##### DATA FOR THIS EXERCISE

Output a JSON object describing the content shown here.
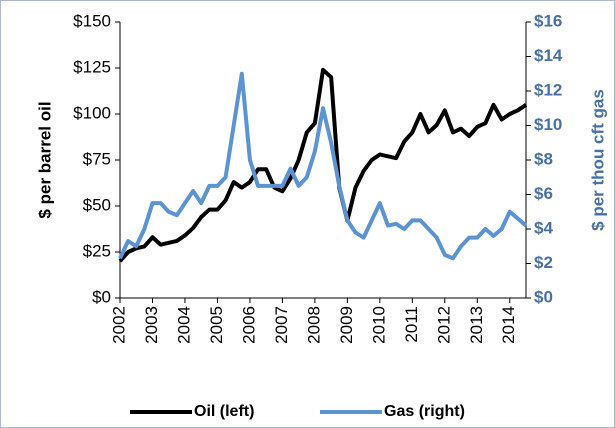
{
  "chart_data": {
    "type": "line",
    "x": [
      2002,
      2002.25,
      2002.5,
      2002.75,
      2003,
      2003.25,
      2003.5,
      2003.75,
      2004,
      2004.25,
      2004.5,
      2004.75,
      2005,
      2005.25,
      2005.5,
      2005.75,
      2006,
      2006.25,
      2006.5,
      2006.75,
      2007,
      2007.25,
      2007.5,
      2007.75,
      2008,
      2008.25,
      2008.5,
      2008.75,
      2009,
      2009.25,
      2009.5,
      2009.75,
      2010,
      2010.25,
      2010.5,
      2010.75,
      2011,
      2011.25,
      2011.5,
      2011.75,
      2012,
      2012.25,
      2012.5,
      2012.75,
      2013,
      2013.25,
      2013.5,
      2013.75,
      2014,
      2014.25,
      2014.5
    ],
    "series": [
      {
        "name": "Oil (left)",
        "color": "#000000",
        "values": [
          20,
          25,
          27,
          28,
          33,
          29,
          30,
          31,
          34,
          38,
          44,
          48,
          48,
          53,
          63,
          60,
          63,
          70,
          70,
          60,
          58,
          65,
          75,
          90,
          95,
          124,
          120,
          60,
          42,
          60,
          69,
          75,
          78,
          77,
          76,
          85,
          90,
          100,
          90,
          94,
          102,
          90,
          92,
          88,
          93,
          95,
          105,
          97,
          100,
          102,
          105
        ]
      },
      {
        "name": "Gas (right)",
        "color": "#5b93d3",
        "axis": "y2",
        "values": [
          2.3,
          3.3,
          3.0,
          4.0,
          5.5,
          5.5,
          5.0,
          4.8,
          5.5,
          6.2,
          5.5,
          6.5,
          6.5,
          7.0,
          10,
          13,
          8,
          6.5,
          6.5,
          6.5,
          6.5,
          7.5,
          6.5,
          7.0,
          8.5,
          11,
          9,
          6.5,
          4.5,
          3.8,
          3.5,
          4.5,
          5.5,
          4.2,
          4.3,
          4.0,
          4.5,
          4.5,
          4.0,
          3.5,
          2.5,
          2.3,
          3.0,
          3.5,
          3.5,
          4.0,
          3.6,
          4.0,
          5.0,
          4.6,
          4.2
        ]
      }
    ],
    "ylabel": "$ per barrel oil",
    "y2label": "$ per thou cft gas",
    "xlim": [
      2002,
      2014.5
    ],
    "xticks": [
      2002,
      2003,
      2004,
      2005,
      2006,
      2007,
      2008,
      2009,
      2010,
      2011,
      2012,
      2013,
      2014
    ],
    "ylim": [
      0,
      150
    ],
    "yticks": [
      {
        "value": 0,
        "label": "$0"
      },
      {
        "value": 25,
        "label": "$25"
      },
      {
        "value": 50,
        "label": "$50"
      },
      {
        "value": 75,
        "label": "$75"
      },
      {
        "value": 100,
        "label": "$100"
      },
      {
        "value": 125,
        "label": "$125"
      },
      {
        "value": 150,
        "label": "$150"
      }
    ],
    "y2lim": [
      0,
      16
    ],
    "y2ticks": [
      {
        "value": 0,
        "label": "$0"
      },
      {
        "value": 2,
        "label": "$2"
      },
      {
        "value": 4,
        "label": "$4"
      },
      {
        "value": 6,
        "label": "$6"
      },
      {
        "value": 8,
        "label": "$8"
      },
      {
        "value": 10,
        "label": "$10"
      },
      {
        "value": 12,
        "label": "$12"
      },
      {
        "value": 14,
        "label": "$14"
      },
      {
        "value": 16,
        "label": "$16"
      }
    ],
    "legend": "bottom"
  }
}
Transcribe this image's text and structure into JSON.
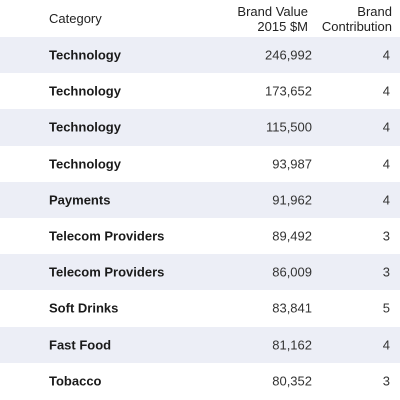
{
  "header": {
    "category": "Category",
    "brand_value_line1": "Brand Value",
    "brand_value_line2": "2015 $M",
    "contribution_line1": "Brand",
    "contribution_line2": "Contribution"
  },
  "rows": [
    {
      "category": "Technology",
      "value": "246,992",
      "contribution": "4"
    },
    {
      "category": "Technology",
      "value": "173,652",
      "contribution": "4"
    },
    {
      "category": "Technology",
      "value": "115,500",
      "contribution": "4"
    },
    {
      "category": "Technology",
      "value": "93,987",
      "contribution": "4"
    },
    {
      "category": "Payments",
      "value": "91,962",
      "contribution": "4"
    },
    {
      "category": "Telecom Providers",
      "value": "89,492",
      "contribution": "3"
    },
    {
      "category": "Telecom Providers",
      "value": "86,009",
      "contribution": "3"
    },
    {
      "category": "Soft Drinks",
      "value": "83,841",
      "contribution": "5"
    },
    {
      "category": "Fast Food",
      "value": "81,162",
      "contribution": "4"
    },
    {
      "category": "Tobacco",
      "value": "80,352",
      "contribution": "3"
    }
  ],
  "colors": {
    "shaded_row": "#eceef6",
    "plain_row": "#ffffff"
  }
}
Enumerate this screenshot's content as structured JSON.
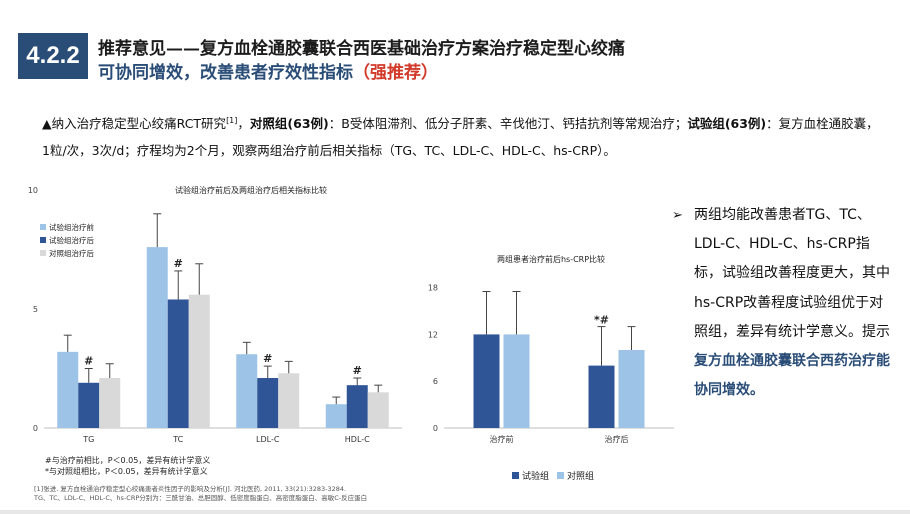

##########

DO THIS: Restate the whole of the material word for word without the pictures.

RESPONSE:
Output a JSON object describing the content shown here.
{
  "chart_data": {
    "type": "line",
    "x": [
      2002,
      2002.25,
      2002.5,
      2002.75,
      2003,
      2003.25,
      2003.5,
      2003.75,
      2004,
      2004.25,
      2004.5,
      2004.75,
      2005,
      2005.25,
      2005.5,
      2005.75,
      2006,
      2006.25,
      2006.5,
      2006.75,
      2007,
      2007.25,
      2007.5,
      2007.75,
      2008,
      2008.25,
      2008.5,
      2008.75,
      2009,
      2009.25,
      2009.5,
      2009.75,
      2010,
      2010.25,
      2010.5,
      2010.75,
      2011,
      2011.25,
      2011.5,
      2011.75,
      2012,
      2012.25,
      2012.5,
      2012.75,
      2013,
      2013.25,
      2013.5,
      2013.75,
      2014,
      2014.25,
      2014.5
    ],
    "series": [
      {
        "name": "Oil (left)",
        "color": "#000000",
        "values": [
          20,
          25,
          27,
          28,
          33,
          29,
          30,
          31,
          34,
          38,
          44,
          48,
          48,
          53,
          63,
          60,
          63,
          70,
          70,
          60,
          58,
          65,
          75,
          90,
          95,
          124,
          120,
          60,
          42,
          60,
          69,
          75,
          78,
          77,
          76,
          85,
          90,
          100,
          90,
          94,
          102,
          90,
          92,
          88,
          93,
          95,
          105,
          97,
          100,
          102,
          105
        ]
      },
      {
        "name": "Gas (right)",
        "color": "#5b93d3",
        "axis": "y2",
        "values": [
          2.3,
          3.3,
          3.0,
          4.0,
          5.5,
          5.5,
          5.0,
          4.8,
          5.5,
          6.2,
          5.5,
          6.5,
          6.5,
          7.0,
          10,
          13,
          8,
          6.5,
          6.5,
          6.5,
          6.5,
          7.5,
          6.5,
          7.0,
          8.5,
          11,
          9,
          6.5,
          4.5,
          3.8,
          3.5,
          4.5,
          5.5,
          4.2,
          4.3,
          4.0,
          4.5,
          4.5,
          4.0,
          3.5,
          2.5,
          2.3,
          3.0,
          3.5,
          3.5,
          4.0,
          3.6,
          4.0,
          5.0,
          4.6,
          4.2
        ]
      }
    ],
    "ylabel": "$ per barrel oil",
    "y2label": "$ per thou cft gas",
    "xlim": [
      2002,
      2014.5
    ],
    "xticks": [
      2002,
      2003,
      2004,
      2005,
      2006,
      2007,
      2008,
      2009,
      2010,
      2011,
      2012,
      2013,
      2014
    ],
    "ylim": [
      0,
      150
    ],
    "yticks": [
      {
        "value": 0,
        "label": "$0"
      },
      {
        "value": 25,
        "label": "$25"
      },
      {
        "value": 50,
        "label": "$50"
      },
      {
        "value": 75,
        "label": "$75"
      },
      {
        "value": 100,
        "label": "$100"
      },
      {
        "value": 125,
        "label": "$125"
      },
      {
        "value": 150,
        "label": "$150"
      }
    ],
    "y2lim": [
      0,
      16
    ],
    "y2ticks": [
      {
        "value": 0,
        "label": "$0"
      },
      {
        "value": 2,
        "label": "$2"
      },
      {
        "value": 4,
        "label": "$4"
      },
      {
        "value": 6,
        "label": "$6"
      },
      {
        "value": 8,
        "label": "$8"
      },
      {
        "value": 10,
        "label": "$10"
      },
      {
        "value": 12,
        "label": "$12"
      },
      {
        "value": 14,
        "label": "$14"
      },
      {
        "value": 16,
        "label": "$16"
      }
    ],
    "legend": "bottom"
  }
}
Transcribe this image's text and structure into JSON.
{
  "header": {
    "category": "Category",
    "brand_value_line1": "Brand Value",
    "brand_value_line2": "2015 $M",
    "contribution_line1": "Brand",
    "contribution_line2": "Contribution"
  },
  "rows": [
    {
      "category": "Technology",
      "value": "246,992",
      "contribution": "4"
    },
    {
      "category": "Technology",
      "value": "173,652",
      "contribution": "4"
    },
    {
      "category": "Technology",
      "value": "115,500",
      "contribution": "4"
    },
    {
      "category": "Technology",
      "value": "93,987",
      "contribution": "4"
    },
    {
      "category": "Payments",
      "value": "91,962",
      "contribution": "4"
    },
    {
      "category": "Telecom Providers",
      "value": "89,492",
      "contribution": "3"
    },
    {
      "category": "Telecom Providers",
      "value": "86,009",
      "contribution": "3"
    },
    {
      "category": "Soft Drinks",
      "value": "83,841",
      "contribution": "5"
    },
    {
      "category": "Fast Food",
      "value": "81,162",
      "contribution": "4"
    },
    {
      "category": "Tobacco",
      "value": "80,352",
      "contribution": "3"
    }
  ],
  "colors": {
    "shaded_row": "#eceef6",
    "plain_row": "#ffffff"
  }
}
Enumerate this screenshot's content as structured JSON.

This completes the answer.